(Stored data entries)
────

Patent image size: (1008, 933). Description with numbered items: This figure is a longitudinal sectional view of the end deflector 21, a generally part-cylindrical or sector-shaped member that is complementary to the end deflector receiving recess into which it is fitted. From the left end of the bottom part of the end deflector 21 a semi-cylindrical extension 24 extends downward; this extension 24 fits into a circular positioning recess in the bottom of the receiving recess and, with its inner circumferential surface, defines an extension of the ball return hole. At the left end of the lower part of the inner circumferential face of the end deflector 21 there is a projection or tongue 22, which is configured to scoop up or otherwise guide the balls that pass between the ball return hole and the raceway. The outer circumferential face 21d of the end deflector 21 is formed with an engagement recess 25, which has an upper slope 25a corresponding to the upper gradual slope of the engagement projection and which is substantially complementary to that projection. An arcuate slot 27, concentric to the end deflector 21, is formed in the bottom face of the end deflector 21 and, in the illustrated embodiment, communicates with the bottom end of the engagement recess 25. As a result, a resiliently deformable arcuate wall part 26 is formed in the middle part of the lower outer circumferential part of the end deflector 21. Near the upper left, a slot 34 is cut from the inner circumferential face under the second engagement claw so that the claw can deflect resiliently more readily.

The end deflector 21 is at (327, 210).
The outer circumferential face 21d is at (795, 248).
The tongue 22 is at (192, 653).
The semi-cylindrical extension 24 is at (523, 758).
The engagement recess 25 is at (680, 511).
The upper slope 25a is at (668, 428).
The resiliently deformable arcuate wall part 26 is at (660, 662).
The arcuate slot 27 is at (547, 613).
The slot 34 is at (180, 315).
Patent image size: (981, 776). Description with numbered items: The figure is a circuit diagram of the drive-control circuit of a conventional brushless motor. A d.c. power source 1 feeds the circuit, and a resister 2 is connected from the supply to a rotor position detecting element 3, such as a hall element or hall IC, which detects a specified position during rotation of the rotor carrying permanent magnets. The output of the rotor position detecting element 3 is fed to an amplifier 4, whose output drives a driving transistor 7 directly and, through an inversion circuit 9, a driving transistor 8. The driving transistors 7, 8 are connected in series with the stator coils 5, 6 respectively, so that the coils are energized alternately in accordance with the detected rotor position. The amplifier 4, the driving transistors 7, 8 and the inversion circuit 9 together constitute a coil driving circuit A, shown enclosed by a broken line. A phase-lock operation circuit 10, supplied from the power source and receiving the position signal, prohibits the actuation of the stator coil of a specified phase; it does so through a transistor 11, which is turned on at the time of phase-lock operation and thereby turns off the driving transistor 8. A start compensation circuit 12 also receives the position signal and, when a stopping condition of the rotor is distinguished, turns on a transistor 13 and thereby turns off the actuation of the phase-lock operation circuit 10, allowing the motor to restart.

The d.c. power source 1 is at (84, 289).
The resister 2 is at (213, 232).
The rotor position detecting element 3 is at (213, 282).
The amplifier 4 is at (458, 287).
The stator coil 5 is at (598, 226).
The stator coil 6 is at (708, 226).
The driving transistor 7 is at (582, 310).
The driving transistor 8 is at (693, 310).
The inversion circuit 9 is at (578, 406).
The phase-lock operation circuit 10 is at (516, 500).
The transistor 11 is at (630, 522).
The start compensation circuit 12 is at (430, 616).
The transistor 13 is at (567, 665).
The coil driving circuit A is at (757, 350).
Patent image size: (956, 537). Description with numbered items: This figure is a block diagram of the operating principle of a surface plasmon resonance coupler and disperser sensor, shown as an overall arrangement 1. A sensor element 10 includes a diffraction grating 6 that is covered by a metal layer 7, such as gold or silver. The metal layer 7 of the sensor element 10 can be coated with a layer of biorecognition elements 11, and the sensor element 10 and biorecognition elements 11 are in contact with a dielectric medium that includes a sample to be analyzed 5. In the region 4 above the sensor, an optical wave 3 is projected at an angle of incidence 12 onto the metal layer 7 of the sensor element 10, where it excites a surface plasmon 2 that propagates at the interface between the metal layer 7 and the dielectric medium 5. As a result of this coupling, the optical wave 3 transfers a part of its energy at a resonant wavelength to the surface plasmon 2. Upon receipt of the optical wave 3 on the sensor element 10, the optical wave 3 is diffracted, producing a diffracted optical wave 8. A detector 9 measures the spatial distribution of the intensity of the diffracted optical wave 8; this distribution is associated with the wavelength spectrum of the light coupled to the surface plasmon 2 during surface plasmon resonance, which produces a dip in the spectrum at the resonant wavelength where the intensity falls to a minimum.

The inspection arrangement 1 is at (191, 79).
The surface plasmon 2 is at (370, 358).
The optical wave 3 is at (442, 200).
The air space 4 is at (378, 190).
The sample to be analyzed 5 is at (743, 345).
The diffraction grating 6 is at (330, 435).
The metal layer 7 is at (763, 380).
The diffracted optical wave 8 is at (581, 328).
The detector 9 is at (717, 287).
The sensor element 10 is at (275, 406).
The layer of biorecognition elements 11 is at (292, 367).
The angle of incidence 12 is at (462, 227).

────

▶ _Written request_
Please convert every line of the material above into a JSON list of strings, one string per line, leaving out the blank lines.

▶ _Solution to this exercise_
[
  "Patent image size: (1008, 933). Description with numbered items: This figure is a longitudinal sectional view of the end deflector 21, a generally part-cylindrical or sector-shaped member that is complementary to the end deflector receiving recess into which it is fitted. From the left end of the bottom part of the end deflector 21 a semi-cylindrical extension 24 extends downward; this extension 24 fits into a circular positioning recess in the bottom of the receiving recess and, with its inner circumferential surface, defines an extension of the ball return hole. At the left end of the lower part of the inner circumferential face of the end deflector 21 there is a projection or tongue 22, which is configured to scoop up or otherwise guide the balls that pass between the ball return hole and the raceway. The outer circumferential face 21d of the end deflector 21 is formed with an engagement recess 25, which has an upper slope 25a corresponding to the upper gradual slope of the engagement projection and which is substantially complementary to that projection. An arcuate slot 27, concentric to the end deflector 21, is formed in the bottom face of the end deflector 21 and, in the illustrated embodiment, communicates with the bottom end of the engagement recess 25. As a result, a resiliently deformable arcuate wall part 26 is formed in the middle part of the lower outer circumferential part of the end deflector 21. Near the upper left, a slot 34 is cut from the inner circumferential face under the second engagement claw so that the claw can deflect resiliently more readily.",
  "The end deflector 21 is at (327, 210).",
  "The outer circumferential face 21d is at (795, 248).",
  "The tongue 22 is at (192, 653).",
  "The semi-cylindrical extension 24 is at (523, 758).",
  "The engagement recess 25 is at (680, 511).",
  "The upper slope 25a is at (668, 428).",
  "The resiliently deformable arcuate wall part 26 is at (660, 662).",
  "The arcuate slot 27 is at (547, 613).",
  "The slot 34 is at (180, 315).",
  "Patent image size: (981, 776). Description with numbered items: The figure is a circuit diagram of the drive-control circuit of a conventional brushless motor. A d.c. power source 1 feeds the circuit, and a resister 2 is connected from the supply to a rotor position detecting element 3, such as a hall element or hall IC, which detects a specified position during rotation of the rotor carrying permanent magnets. The output of the rotor position detecting element 3 is fed to an amplifier 4, whose output drives a driving transistor 7 directly and, through an inversion circuit 9, a driving transistor 8. The driving transistors 7, 8 are connected in series with the stator coils 5, 6 respectively, so that the coils are energized alternately in accordance with the detected rotor position. The amplifier 4, the driving transistors 7, 8 and the inversion circuit 9 together constitute a coil driving circuit A, shown enclosed by a broken line. A phase-lock operation circuit 10, supplied from the power source and receiving the position signal, prohibits the actuation of the stator coil of a specified phase; it does so through a transistor 11, which is turned on at the time of phase-lock operation and thereby turns off the driving transistor 8. A start compensation circuit 12 also receives the position signal and, when a stopping condition of the rotor is distinguished, turns on a transistor 13 and thereby turns off the actuation of the phase-lock operation circuit 10, allowing the motor to restart.",
  "The d.c. power source 1 is at (84, 289).",
  "The resister 2 is at (213, 232).",
  "The rotor position detecting element 3 is at (213, 282).",
  "The amplifier 4 is at (458, 287).",
  "The stator coil 5 is at (598, 226).",
  "The stator coil 6 is at (708, 226).",
  "The driving transistor 7 is at (582, 310).",
  "The driving transistor 8 is at (693, 310).",
  "The inversion circuit 9 is at (578, 406).",
  "The phase-lock operation circuit 10 is at (516, 500).",
  "The transistor 11 is at (630, 522).",
  "The start compensation circuit 12 is at (430, 616).",
  "The transistor 13 is at (567, 665).",
  "The coil driving circuit A is at (757, 350).",
  "Patent image size: (956, 537). Description with numbered items: This figure is a block diagram of the operating principle of a surface plasmon resonance coupler and disperser sensor, shown as an overall arrangement 1. A sensor element 10 includes a diffraction grating 6 that is covered by a metal layer 7, such as gold or silver. The metal layer 7 of the sensor element 10 can be coated with a layer of biorecognition elements 11, and the sensor element 10 and biorecognition elements 11 are in contact with a dielectric medium that includes a sample to be analyzed 5. In the region 4 above the sensor, an optical wave 3 is projected at an angle of incidence 12 onto the metal layer 7 of the sensor element 10, where it excites a surface plasmon 2 that propagates at the interface between the metal layer 7 and the dielectric medium 5. As a result of this coupling, the optical wave 3 transfers a part of its energy at a resonant wavelength to the surface plasmon 2. Upon receipt of the optical wave 3 on the sensor element 10, the optical wave 3 is diffracted, producing a diffracted optical wave 8. A detector 9 measures the spatial distribution of the intensity of the diffracted optical wave 8; this distribution is associated with the wavelength spectrum of the light coupled to the surface plasmon 2 during surface plasmon resonance, which produces a dip in the spectrum at the resonant wavelength where the intensity falls to a minimum.",
  "The inspection arrangement 1 is at (191, 79).",
  "The surface plasmon 2 is at (370, 358).",
  "The optical wave 3 is at (442, 200).",
  "The air space 4 is at (378, 190).",
  "The sample to be analyzed 5 is at (743, 345).",
  "The diffraction grating 6 is at (330, 435).",
  "The metal layer 7 is at (763, 380).",
  "The diffracted optical wave 8 is at (581, 328).",
  "The detector 9 is at (717, 287).",
  "The sensor element 10 is at (275, 406).",
  "The layer of biorecognition elements 11 is at (292, 367).",
  "The angle of incidence 12 is at (462, 227)."
]